*WORK TO COMPLETE*:
An exact reproduction of the records is required, with all images left out.

*PROVIDED INFORMATION*:
_____

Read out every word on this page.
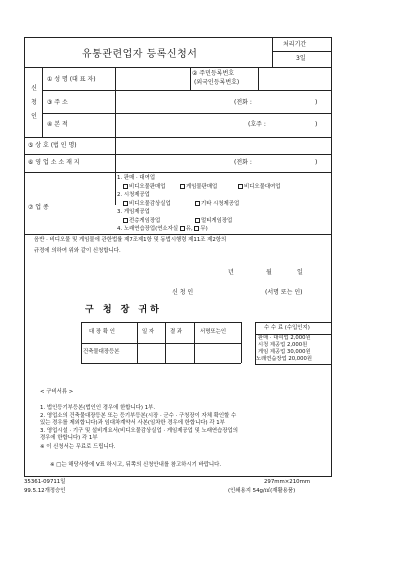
유통관련업자 등록신청서
처리기간
3일
신 청 인
① 성 명 (대 표 자)
② 주민등록번호
(외국인등록번호)
③ 주 소	(전화 :	)
④ 본 적	(호주 :	)
⑤ 상 호 (법 인 명)
⑥ 영 업 소 소 재 지	(전화 :	)
⑦ 업 종
1. 판매 · 대여업
비디오물판매업	게임물판매업	비디오물대여업
2. 시청제공업
비디오물감상실업	기타 시청제공업
3. 게임제공업
전층게임장업	멀티게임장업
4. 노래연습장업(연소자실 유, 무)
음반 · 비디오물 및 게임물에 관한법률 제7조제1항 및 동법시행령 제11조 제2항의
규정에 의하여 위와 같이 신청합니다.
년	월	일
신 청 인	(서명 또는 인)
구 청 장 귀하
대 장 확 인	일 자	결 과	서명또는인
건축물대장등본
수 수 료 (수입인지)
판매 · 대여업 2,000원
시청 제공업 2,000원
게임 제공업 30,000원
노래연습장업 20,000원
< 구비서류 >
1. 법인등기부등본(법인인 경우에 한합니다) 1부.
2. 영업소의 건축물대장등본 또는 등기부등본(시장 · 군수 · 구청장이 자체 확인할 수
있는 경우를 제외합니다)과 임대차계약서 사본(임차한 경우에 한합니다) 각 1부
3. 영업시설 · 기구 및 설비개요서(비디오물감상실업 · 게임제공업 및 노래연습장업의
경우에 한합니다) 각 1부
※ 이 신청서는 무료로 드립니다.
※ □는 해당사항에 V표 하시고, 뒤쪽의 신청안내를 참고하시기 바랍니다.
35361-09711일	297mm×210mm
99.5.12개정승인	(인쇄용지 54g/㎡(재활용품)
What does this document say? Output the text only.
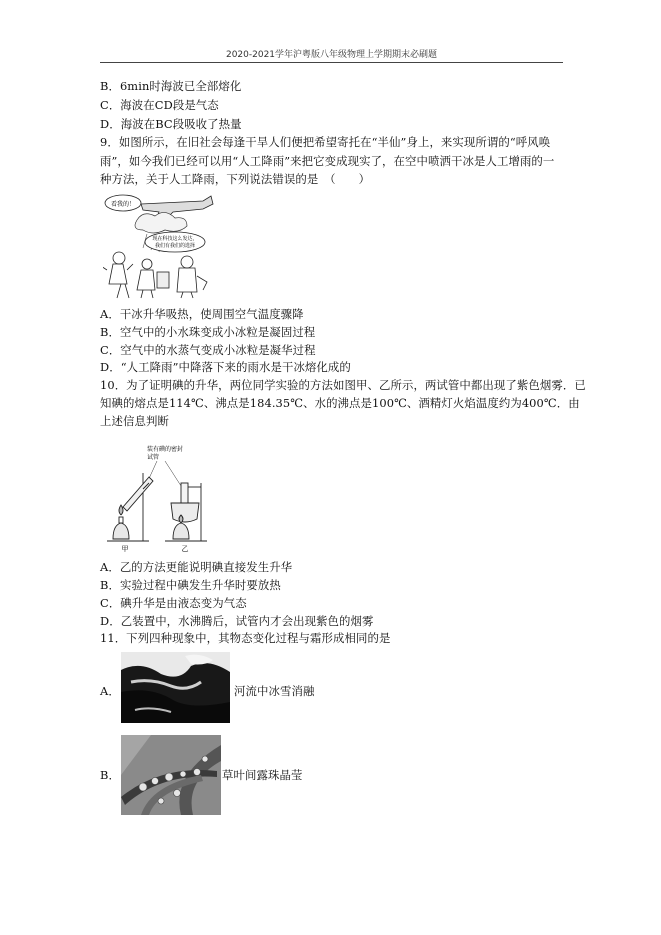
2020-2021学年沪粤版八年级物理上学期期末必刷题
B．6min时海波已全部熔化
C．海波在CD段是气态
D．海波在BC段吸收了热量
9．如图所示，在旧社会每逢干旱人们便把希望寄托在“半仙”身上，来实现所谓的“呼风唤
雨”，如今我们已经可以用“人工降雨”来把它变成现实了，在空中喷洒干冰是人工增雨的一
种方法，关于人工降雨，下列说法错误的是　（　　）
看我的！
现在科技这么发达，
我们有我们的选择
A．干冰升华吸热，使周围空气温度骤降
B．空气中的小水珠变成小冰粒是凝固过程
C．空气中的水蒸气变成小冰粒是凝华过程
D．“人工降雨”中降落下来的雨水是干冰熔化成的
10．为了证明碘的升华，两位同学实验的方法如图甲、乙所示，两试管中都出现了紫色烟雾．已
知碘的熔点是114℃、沸点是184.35℃、水的沸点是100℃、酒精灯火焰温度约为400℃．由
上述信息判断
装有碘的密封
试管
甲	乙
A．乙的方法更能说明碘直接发生升华
B．实验过程中碘发生升华时要放热
C．碘升华是由液态变为气态
D．乙装置中，水沸腾后，试管内才会出现紫色的烟雾
11．下列四种现象中，其物态变化过程与霜形成相同的是
A．	河流中冰雪消融
B．	草叶间露珠晶莹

_____

*FINISHED ANSWER*:
Read out every word on this page.
유통관련업자 등록신청서
처리기간
3일
신 청 인
① 성 명 (대 표 자)
② 주민등록번호
(외국인등록번호)
③ 주 소	(전화 :	)
④ 본 적	(호주 :	)
⑤ 상 호 (법 인 명)
⑥ 영 업 소 소 재 지	(전화 :	)
⑦ 업 종
1. 판매 · 대여업
비디오물판매업	게임물판매업	비디오물대여업
2. 시청제공업
비디오물감상실업	기타 시청제공업
3. 게임제공업
전층게임장업	멀티게임장업
4. 노래연습장업(연소자실 유, 무)
음반 · 비디오물 및 게임물에 관한법률 제7조제1항 및 동법시행령 제11조 제2항의
규정에 의하여 위와 같이 신청합니다.
년	월	일
신 청 인	(서명 또는 인)
구 청 장 귀하
대 장 확 인	일 자	결 과	서명또는인
건축물대장등본
수 수 료 (수입인지)
판매 · 대여업 2,000원
시청 제공업 2,000원
게임 제공업 30,000원
노래연습장업 20,000원
< 구비서류 >
1. 법인등기부등본(법인인 경우에 한합니다) 1부.
2. 영업소의 건축물대장등본 또는 등기부등본(시장 · 군수 · 구청장이 자체 확인할 수
있는 경우를 제외합니다)과 임대차계약서 사본(임차한 경우에 한합니다) 각 1부
3. 영업시설 · 기구 및 설비개요서(비디오물감상실업 · 게임제공업 및 노래연습장업의
경우에 한합니다) 각 1부
※ 이 신청서는 무료로 드립니다.
※ □는 해당사항에 V표 하시고, 뒤쪽의 신청안내를 참고하시기 바랍니다.
35361-09711일	297mm×210mm
99.5.12개정승인	(인쇄용지 54g/㎡(재활용품)
What does this document say? Output the text only.
2020-2021学年沪粤版八年级物理上学期期末必刷题
B．6min时海波已全部熔化
C．海波在CD段是气态
D．海波在BC段吸收了热量
9．如图所示，在旧社会每逢干旱人们便把希望寄托在“半仙”身上，来实现所谓的“呼风唤
雨”，如今我们已经可以用“人工降雨”来把它变成现实了，在空中喷洒干冰是人工增雨的一
种方法，关于人工降雨，下列说法错误的是　（　　）
看我的！
现在科技这么发达，
我们有我们的选择
A．干冰升华吸热，使周围空气温度骤降
B．空气中的小水珠变成小冰粒是凝固过程
C．空气中的水蒸气变成小冰粒是凝华过程
D．“人工降雨”中降落下来的雨水是干冰熔化成的
10．为了证明碘的升华，两位同学实验的方法如图甲、乙所示，两试管中都出现了紫色烟雾．已
知碘的熔点是114℃、沸点是184.35℃、水的沸点是100℃、酒精灯火焰温度约为400℃．由
上述信息判断
装有碘的密封
试管
甲	乙
A．乙的方法更能说明碘直接发生升华
B．实验过程中碘发生升华时要放热
C．碘升华是由液态变为气态
D．乙装置中，水沸腾后，试管内才会出现紫色的烟雾
11．下列四种现象中，其物态变化过程与霜形成相同的是
A．	河流中冰雪消融
B．	草叶间露珠晶莹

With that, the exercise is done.